→ Exercise task
Find each line containing the string "Heliocentric". Copy it.

→ Excerpted data
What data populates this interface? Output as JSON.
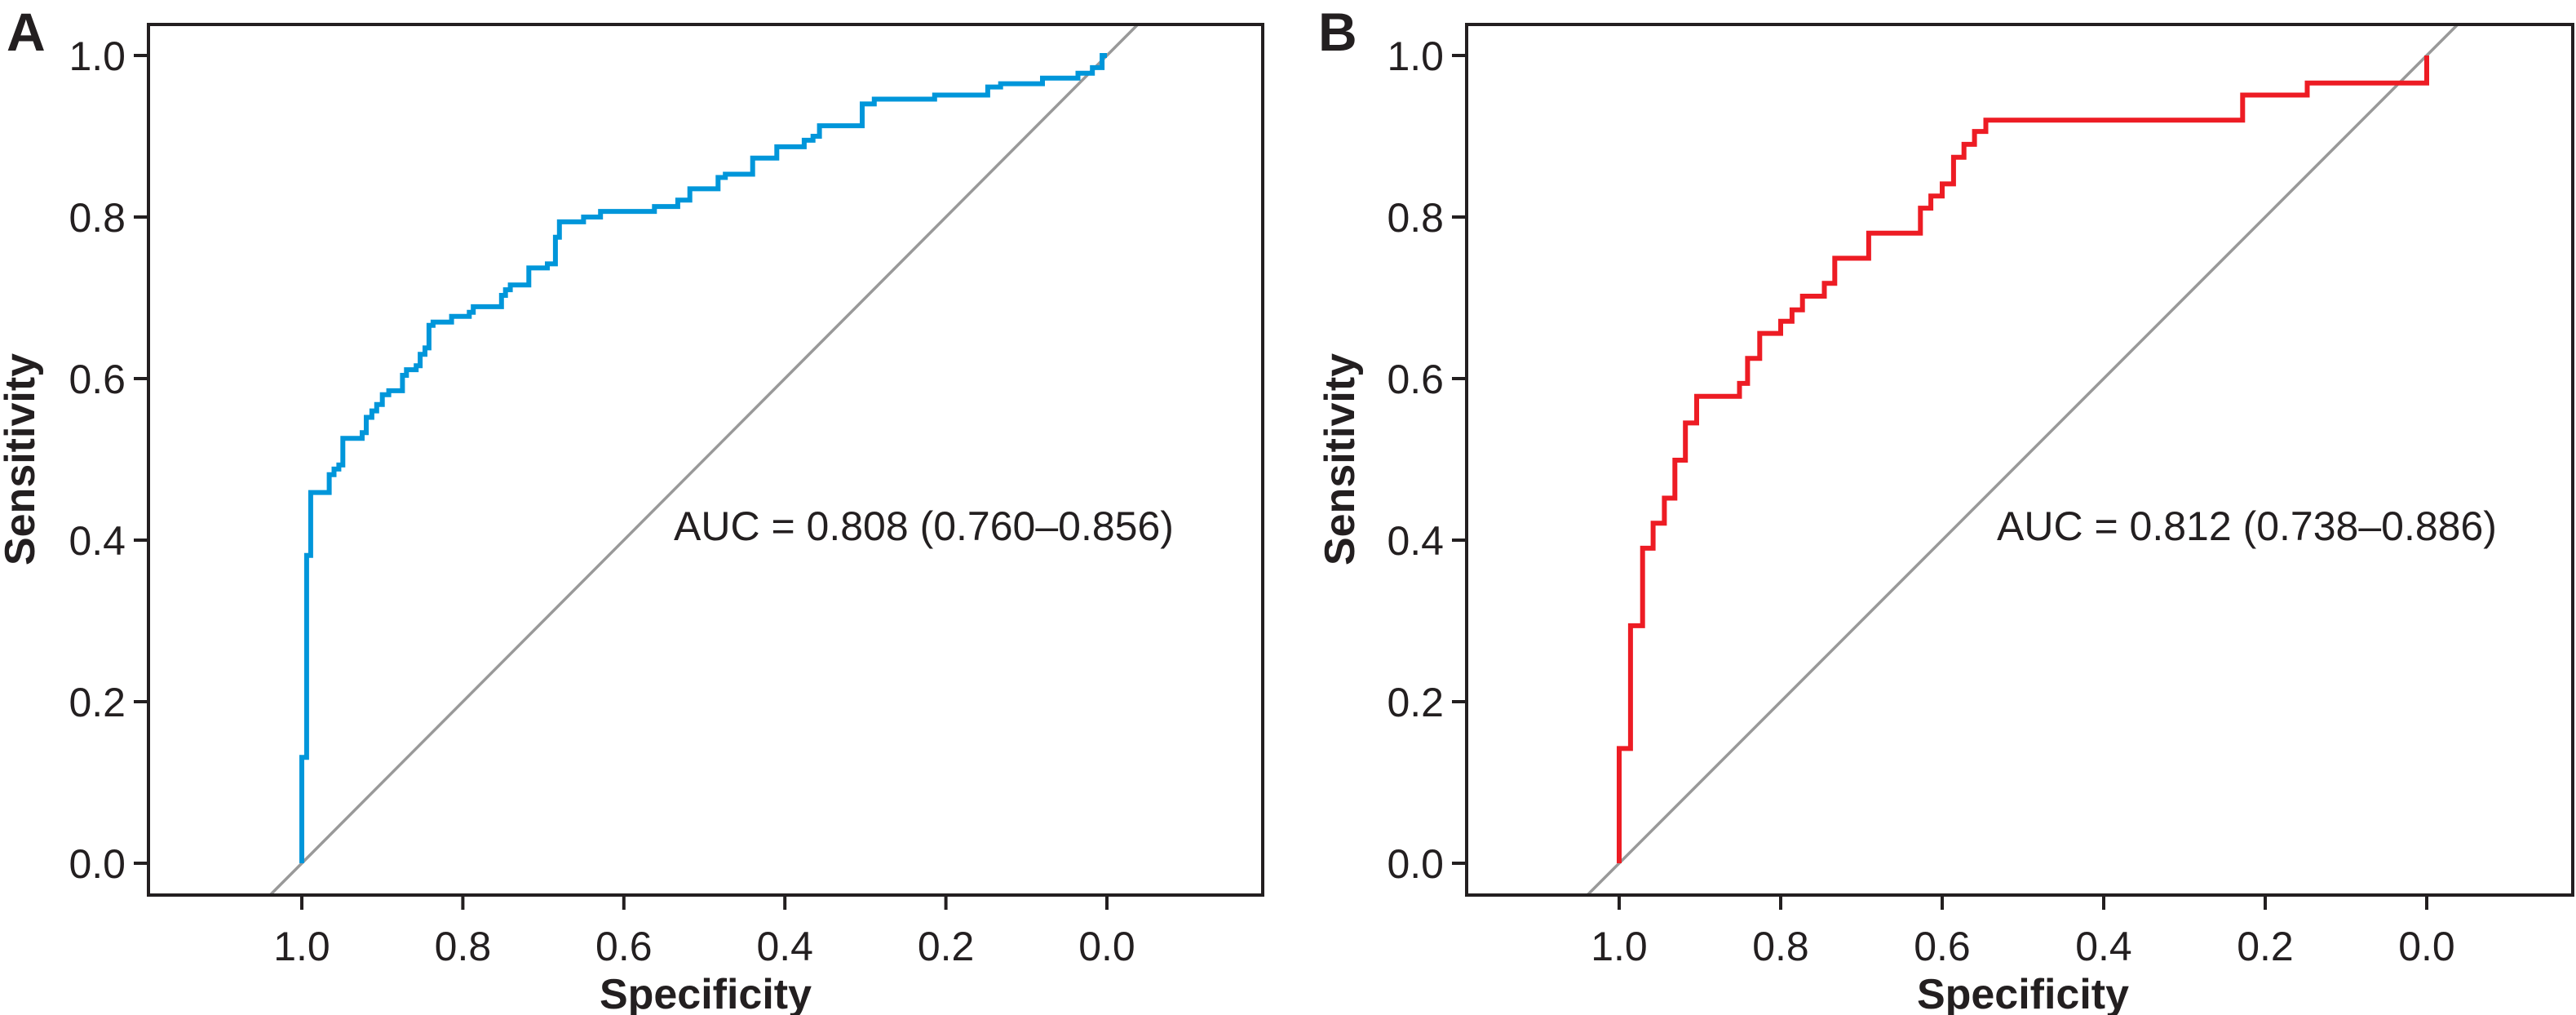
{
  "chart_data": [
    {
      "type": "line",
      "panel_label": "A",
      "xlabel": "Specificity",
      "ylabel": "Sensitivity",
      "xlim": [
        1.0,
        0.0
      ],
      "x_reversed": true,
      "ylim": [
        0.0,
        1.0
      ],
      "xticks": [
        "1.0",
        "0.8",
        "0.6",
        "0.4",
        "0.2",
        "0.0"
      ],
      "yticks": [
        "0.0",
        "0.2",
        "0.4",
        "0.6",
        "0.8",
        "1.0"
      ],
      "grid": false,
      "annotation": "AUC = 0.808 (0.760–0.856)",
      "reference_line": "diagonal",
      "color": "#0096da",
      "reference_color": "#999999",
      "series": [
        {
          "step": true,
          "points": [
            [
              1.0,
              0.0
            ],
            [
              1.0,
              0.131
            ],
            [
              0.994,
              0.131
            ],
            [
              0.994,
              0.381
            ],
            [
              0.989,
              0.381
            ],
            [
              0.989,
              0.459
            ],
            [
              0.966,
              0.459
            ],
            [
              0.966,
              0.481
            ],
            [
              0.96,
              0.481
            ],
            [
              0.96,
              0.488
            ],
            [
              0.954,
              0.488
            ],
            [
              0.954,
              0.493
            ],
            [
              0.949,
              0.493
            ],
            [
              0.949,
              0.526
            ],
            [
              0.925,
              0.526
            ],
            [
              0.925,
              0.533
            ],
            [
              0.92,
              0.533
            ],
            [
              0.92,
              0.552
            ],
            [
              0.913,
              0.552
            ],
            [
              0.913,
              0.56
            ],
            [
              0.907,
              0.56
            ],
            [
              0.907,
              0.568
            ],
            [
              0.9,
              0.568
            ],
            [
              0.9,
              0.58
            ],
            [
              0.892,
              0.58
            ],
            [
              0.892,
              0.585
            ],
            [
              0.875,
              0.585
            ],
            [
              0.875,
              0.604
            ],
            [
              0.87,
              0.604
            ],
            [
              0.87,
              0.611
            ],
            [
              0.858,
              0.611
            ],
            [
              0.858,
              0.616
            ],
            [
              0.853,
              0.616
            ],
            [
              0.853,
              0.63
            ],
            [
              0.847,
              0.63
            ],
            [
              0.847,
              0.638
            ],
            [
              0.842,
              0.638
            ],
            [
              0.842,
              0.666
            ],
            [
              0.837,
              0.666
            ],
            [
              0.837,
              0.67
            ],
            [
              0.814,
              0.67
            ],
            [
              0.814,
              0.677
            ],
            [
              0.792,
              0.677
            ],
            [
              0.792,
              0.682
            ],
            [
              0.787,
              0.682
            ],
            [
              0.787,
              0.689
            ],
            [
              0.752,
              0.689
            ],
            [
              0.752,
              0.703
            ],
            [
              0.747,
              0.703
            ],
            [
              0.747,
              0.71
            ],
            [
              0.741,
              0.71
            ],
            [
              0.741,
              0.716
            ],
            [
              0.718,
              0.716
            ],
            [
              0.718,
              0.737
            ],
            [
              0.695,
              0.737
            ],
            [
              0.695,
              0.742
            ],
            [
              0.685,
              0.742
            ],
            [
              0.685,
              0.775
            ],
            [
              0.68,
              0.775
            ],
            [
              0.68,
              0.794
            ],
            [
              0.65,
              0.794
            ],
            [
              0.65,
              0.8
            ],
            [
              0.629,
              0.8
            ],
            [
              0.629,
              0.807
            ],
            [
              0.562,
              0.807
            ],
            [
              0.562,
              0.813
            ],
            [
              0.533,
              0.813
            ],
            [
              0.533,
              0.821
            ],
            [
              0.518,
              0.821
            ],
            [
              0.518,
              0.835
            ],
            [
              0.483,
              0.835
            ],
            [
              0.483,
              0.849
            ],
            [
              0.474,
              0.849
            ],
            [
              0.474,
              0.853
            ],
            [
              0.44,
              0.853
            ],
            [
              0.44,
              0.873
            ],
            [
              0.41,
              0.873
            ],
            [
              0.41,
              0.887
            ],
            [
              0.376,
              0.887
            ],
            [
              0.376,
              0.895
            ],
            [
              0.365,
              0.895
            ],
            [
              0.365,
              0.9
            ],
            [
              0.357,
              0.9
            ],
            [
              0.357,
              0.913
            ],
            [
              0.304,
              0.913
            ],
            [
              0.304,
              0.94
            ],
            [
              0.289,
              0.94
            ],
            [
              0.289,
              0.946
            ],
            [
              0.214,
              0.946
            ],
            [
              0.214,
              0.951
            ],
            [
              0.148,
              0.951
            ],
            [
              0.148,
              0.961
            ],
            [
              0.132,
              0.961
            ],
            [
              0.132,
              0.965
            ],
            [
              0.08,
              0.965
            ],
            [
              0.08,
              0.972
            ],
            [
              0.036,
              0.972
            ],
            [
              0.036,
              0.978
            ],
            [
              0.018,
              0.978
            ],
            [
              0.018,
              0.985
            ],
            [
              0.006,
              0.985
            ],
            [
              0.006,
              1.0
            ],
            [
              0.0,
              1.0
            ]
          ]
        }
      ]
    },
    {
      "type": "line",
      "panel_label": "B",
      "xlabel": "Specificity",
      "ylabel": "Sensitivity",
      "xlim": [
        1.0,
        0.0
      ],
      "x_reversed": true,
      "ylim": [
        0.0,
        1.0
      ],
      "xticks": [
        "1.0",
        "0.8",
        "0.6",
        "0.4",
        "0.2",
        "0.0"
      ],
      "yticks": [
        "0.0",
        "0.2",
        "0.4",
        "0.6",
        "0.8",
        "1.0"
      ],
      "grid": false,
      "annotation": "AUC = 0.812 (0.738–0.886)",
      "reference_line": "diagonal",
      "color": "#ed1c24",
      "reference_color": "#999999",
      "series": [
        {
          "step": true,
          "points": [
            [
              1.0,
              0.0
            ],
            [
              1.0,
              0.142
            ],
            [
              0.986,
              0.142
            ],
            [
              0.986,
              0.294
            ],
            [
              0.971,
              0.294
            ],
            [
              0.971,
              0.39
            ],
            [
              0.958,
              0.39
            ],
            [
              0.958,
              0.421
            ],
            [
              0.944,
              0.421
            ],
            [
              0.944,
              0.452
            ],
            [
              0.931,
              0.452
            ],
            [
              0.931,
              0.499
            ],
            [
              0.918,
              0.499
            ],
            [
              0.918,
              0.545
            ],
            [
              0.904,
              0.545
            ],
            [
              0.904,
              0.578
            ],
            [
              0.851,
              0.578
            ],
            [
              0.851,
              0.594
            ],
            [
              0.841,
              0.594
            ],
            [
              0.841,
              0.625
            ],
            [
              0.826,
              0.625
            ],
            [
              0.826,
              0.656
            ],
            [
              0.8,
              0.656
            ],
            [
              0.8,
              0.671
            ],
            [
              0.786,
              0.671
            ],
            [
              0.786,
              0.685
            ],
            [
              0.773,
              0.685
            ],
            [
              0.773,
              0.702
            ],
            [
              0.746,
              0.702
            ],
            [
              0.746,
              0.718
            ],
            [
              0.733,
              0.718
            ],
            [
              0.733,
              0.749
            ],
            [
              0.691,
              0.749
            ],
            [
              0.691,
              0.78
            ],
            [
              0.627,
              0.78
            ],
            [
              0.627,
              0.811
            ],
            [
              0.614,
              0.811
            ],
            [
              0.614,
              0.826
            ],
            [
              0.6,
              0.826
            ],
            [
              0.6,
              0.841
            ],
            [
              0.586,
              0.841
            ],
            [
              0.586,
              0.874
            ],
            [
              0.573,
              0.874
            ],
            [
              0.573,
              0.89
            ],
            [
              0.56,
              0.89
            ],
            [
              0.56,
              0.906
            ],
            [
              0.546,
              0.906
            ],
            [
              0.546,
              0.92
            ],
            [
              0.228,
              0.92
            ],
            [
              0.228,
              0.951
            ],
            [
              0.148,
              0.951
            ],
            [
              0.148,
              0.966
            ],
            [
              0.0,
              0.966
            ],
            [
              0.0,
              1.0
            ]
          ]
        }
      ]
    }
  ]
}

--

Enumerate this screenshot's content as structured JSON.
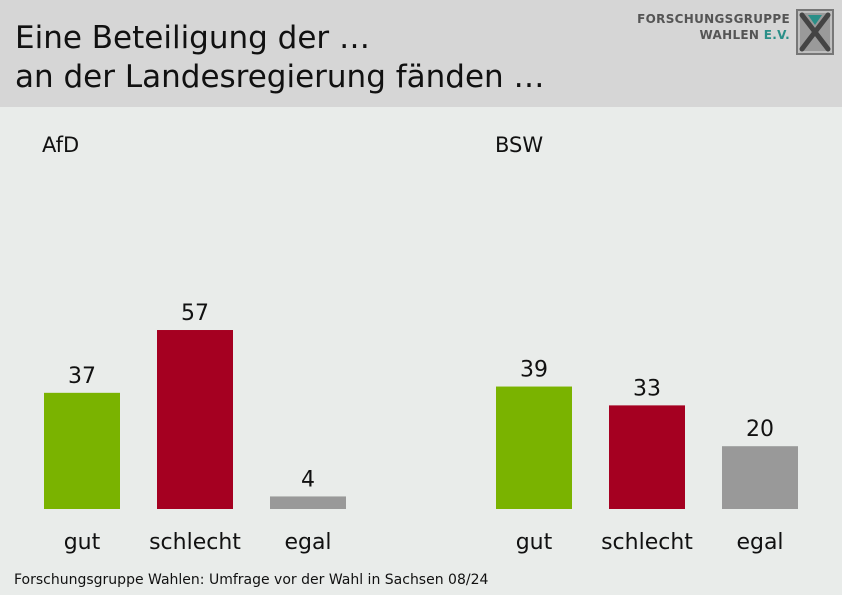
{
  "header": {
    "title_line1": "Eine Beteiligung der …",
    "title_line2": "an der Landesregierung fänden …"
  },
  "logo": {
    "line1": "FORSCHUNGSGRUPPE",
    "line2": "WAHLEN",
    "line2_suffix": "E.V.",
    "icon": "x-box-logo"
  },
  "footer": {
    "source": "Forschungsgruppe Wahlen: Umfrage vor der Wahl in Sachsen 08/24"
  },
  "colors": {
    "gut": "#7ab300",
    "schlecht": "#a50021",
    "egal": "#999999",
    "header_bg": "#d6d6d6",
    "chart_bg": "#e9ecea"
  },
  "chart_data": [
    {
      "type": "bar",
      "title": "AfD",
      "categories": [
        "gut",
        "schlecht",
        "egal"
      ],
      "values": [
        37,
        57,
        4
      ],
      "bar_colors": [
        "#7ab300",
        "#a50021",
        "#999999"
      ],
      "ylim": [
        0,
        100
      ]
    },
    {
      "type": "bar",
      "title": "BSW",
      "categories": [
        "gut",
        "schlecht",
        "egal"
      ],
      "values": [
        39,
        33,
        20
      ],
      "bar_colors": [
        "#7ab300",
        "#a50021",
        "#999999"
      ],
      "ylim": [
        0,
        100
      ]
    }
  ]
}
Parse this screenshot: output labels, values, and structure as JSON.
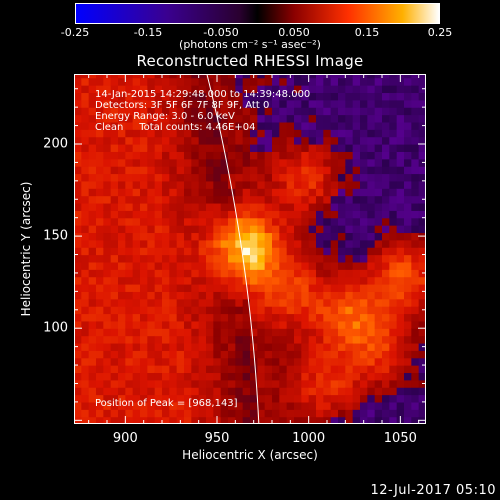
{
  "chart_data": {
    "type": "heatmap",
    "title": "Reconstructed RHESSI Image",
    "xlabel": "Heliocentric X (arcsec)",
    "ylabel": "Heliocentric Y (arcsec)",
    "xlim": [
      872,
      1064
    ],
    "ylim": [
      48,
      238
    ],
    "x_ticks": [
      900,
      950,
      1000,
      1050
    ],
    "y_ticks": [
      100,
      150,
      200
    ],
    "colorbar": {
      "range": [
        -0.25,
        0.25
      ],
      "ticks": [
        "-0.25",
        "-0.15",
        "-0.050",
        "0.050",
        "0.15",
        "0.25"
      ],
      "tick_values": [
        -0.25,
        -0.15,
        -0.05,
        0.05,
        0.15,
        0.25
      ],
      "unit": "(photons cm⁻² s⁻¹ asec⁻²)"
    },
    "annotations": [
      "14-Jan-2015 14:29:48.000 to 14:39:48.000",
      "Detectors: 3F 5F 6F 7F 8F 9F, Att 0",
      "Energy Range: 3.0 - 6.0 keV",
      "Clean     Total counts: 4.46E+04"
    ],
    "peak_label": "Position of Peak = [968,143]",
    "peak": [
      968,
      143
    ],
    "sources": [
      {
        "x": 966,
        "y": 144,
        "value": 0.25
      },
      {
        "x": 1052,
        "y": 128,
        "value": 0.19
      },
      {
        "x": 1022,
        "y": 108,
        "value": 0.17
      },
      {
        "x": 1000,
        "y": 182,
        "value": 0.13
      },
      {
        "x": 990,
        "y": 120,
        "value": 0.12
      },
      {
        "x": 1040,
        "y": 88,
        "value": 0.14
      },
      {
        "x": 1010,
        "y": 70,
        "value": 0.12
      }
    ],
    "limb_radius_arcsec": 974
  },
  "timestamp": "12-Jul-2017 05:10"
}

--

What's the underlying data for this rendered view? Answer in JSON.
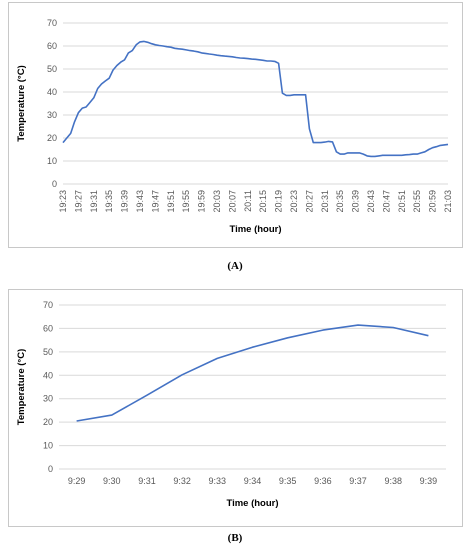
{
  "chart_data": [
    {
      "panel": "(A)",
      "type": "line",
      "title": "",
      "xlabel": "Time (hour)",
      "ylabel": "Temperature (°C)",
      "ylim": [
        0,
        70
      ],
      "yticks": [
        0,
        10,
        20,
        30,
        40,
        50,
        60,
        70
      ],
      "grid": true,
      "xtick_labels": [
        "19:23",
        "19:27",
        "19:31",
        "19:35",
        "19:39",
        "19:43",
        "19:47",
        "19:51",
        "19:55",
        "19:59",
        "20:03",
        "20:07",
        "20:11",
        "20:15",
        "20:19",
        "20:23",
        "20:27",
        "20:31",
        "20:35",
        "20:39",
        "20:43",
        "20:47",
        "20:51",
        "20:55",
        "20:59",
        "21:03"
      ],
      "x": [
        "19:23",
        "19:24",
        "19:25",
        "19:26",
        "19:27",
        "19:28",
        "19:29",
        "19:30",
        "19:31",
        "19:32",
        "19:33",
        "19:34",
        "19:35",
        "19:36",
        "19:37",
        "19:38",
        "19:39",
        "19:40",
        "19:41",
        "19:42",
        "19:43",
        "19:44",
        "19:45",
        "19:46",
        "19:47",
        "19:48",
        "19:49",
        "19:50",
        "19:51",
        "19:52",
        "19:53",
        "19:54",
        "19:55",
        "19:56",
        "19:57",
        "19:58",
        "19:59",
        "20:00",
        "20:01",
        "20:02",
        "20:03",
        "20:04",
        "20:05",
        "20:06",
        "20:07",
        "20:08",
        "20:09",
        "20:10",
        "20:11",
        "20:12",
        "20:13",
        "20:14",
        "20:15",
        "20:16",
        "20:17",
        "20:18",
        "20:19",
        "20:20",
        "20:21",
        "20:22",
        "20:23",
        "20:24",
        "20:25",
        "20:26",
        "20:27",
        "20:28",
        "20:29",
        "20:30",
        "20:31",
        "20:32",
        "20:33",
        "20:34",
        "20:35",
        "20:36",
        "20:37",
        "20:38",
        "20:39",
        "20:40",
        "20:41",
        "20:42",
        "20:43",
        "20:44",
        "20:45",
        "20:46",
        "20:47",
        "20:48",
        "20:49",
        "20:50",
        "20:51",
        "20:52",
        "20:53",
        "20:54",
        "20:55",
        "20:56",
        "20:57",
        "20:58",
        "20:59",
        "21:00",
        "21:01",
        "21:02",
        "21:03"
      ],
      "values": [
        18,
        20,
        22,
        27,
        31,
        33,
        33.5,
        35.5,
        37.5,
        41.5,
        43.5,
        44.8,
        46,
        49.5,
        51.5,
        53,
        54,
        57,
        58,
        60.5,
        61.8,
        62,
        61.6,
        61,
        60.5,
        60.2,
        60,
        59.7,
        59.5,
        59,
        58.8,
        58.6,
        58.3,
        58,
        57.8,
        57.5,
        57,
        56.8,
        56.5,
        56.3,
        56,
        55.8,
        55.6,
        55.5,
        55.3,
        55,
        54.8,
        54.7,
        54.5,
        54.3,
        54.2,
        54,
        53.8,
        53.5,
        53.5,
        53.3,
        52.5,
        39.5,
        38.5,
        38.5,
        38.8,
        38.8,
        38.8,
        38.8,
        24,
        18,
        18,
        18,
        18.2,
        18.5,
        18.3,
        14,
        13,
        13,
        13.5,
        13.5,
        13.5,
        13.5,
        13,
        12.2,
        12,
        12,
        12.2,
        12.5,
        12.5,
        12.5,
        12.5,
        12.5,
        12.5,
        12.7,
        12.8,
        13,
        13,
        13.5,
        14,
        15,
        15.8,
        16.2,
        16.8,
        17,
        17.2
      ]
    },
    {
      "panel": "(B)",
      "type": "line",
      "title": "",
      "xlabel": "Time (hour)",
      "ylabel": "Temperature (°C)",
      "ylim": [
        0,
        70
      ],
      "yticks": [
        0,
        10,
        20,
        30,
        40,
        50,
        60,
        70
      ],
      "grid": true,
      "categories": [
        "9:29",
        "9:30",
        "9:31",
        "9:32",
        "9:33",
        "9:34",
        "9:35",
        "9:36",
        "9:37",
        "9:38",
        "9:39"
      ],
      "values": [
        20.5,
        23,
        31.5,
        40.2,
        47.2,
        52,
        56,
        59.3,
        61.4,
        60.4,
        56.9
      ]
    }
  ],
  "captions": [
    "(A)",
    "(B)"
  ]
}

→ Task response
    "xlabel": "Heliocentric X (arcsec)",
    "ylabel": "Heliocentric Y (arcsec)",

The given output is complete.